## Objective
Take every line that has the string "atau" and copy it out.

## Items
## START

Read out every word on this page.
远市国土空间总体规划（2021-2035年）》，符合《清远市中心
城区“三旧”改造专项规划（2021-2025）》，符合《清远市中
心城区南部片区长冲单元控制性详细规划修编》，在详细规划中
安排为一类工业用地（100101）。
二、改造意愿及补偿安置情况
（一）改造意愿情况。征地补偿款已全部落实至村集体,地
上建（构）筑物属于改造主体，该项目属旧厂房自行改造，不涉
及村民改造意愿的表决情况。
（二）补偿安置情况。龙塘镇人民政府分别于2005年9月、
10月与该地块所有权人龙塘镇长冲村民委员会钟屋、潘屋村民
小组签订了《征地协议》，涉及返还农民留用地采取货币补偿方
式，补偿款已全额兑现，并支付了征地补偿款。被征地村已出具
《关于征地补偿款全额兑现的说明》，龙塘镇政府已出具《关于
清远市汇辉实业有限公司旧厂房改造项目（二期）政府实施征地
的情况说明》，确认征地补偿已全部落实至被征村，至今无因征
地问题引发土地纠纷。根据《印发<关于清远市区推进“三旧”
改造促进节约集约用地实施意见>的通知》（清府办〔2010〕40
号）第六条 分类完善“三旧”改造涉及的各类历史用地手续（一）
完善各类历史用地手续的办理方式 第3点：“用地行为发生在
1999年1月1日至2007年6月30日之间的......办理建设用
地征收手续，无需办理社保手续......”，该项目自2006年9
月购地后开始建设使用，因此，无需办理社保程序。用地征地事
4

## END
## START

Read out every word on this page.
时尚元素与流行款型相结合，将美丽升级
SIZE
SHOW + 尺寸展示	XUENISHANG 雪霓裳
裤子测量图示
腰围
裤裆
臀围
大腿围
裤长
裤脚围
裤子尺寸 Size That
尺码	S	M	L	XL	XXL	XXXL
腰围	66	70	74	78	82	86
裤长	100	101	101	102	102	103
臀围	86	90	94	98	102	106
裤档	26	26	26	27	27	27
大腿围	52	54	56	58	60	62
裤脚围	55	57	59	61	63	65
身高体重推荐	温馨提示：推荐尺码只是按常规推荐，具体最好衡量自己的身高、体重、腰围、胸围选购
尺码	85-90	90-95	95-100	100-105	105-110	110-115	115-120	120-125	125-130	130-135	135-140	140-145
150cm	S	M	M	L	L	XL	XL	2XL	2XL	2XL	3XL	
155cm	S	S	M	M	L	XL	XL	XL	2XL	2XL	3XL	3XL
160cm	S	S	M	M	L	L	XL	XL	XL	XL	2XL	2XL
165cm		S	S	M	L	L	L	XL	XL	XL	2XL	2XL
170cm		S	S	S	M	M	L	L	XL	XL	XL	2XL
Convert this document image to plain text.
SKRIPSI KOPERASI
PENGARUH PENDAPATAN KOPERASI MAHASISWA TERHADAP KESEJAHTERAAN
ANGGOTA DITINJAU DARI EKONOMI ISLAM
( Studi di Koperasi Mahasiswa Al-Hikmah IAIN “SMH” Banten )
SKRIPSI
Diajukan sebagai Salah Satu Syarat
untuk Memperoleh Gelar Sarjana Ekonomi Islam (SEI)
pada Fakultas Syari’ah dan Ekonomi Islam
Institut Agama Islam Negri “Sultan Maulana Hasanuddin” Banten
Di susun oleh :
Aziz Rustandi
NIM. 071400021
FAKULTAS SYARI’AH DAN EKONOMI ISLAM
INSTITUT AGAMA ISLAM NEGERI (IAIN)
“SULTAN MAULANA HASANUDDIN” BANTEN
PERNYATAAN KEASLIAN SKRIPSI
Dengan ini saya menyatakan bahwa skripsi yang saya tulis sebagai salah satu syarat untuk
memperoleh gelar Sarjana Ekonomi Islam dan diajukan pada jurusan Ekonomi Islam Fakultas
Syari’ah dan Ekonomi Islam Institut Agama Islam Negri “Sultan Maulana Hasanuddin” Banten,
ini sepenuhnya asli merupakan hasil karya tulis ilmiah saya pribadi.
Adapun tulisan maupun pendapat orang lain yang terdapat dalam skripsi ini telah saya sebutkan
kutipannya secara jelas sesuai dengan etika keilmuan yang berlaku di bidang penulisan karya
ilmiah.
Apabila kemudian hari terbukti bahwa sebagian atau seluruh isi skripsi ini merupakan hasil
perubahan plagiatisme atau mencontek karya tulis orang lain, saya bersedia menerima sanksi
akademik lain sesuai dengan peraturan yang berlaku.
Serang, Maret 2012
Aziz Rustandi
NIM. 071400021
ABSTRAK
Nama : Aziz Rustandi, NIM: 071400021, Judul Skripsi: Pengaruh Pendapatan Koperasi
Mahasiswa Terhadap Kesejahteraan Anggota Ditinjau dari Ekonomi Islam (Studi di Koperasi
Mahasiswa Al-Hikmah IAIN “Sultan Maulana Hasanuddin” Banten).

## END

## Expected answer
Apabila kemudian hari terbukti bahwa sebagian atau seluruh isi skripsi ini merupakan hasil
perubahan plagiatisme atau mencontek karya tulis orang lain, saya bersedia menerima sanksi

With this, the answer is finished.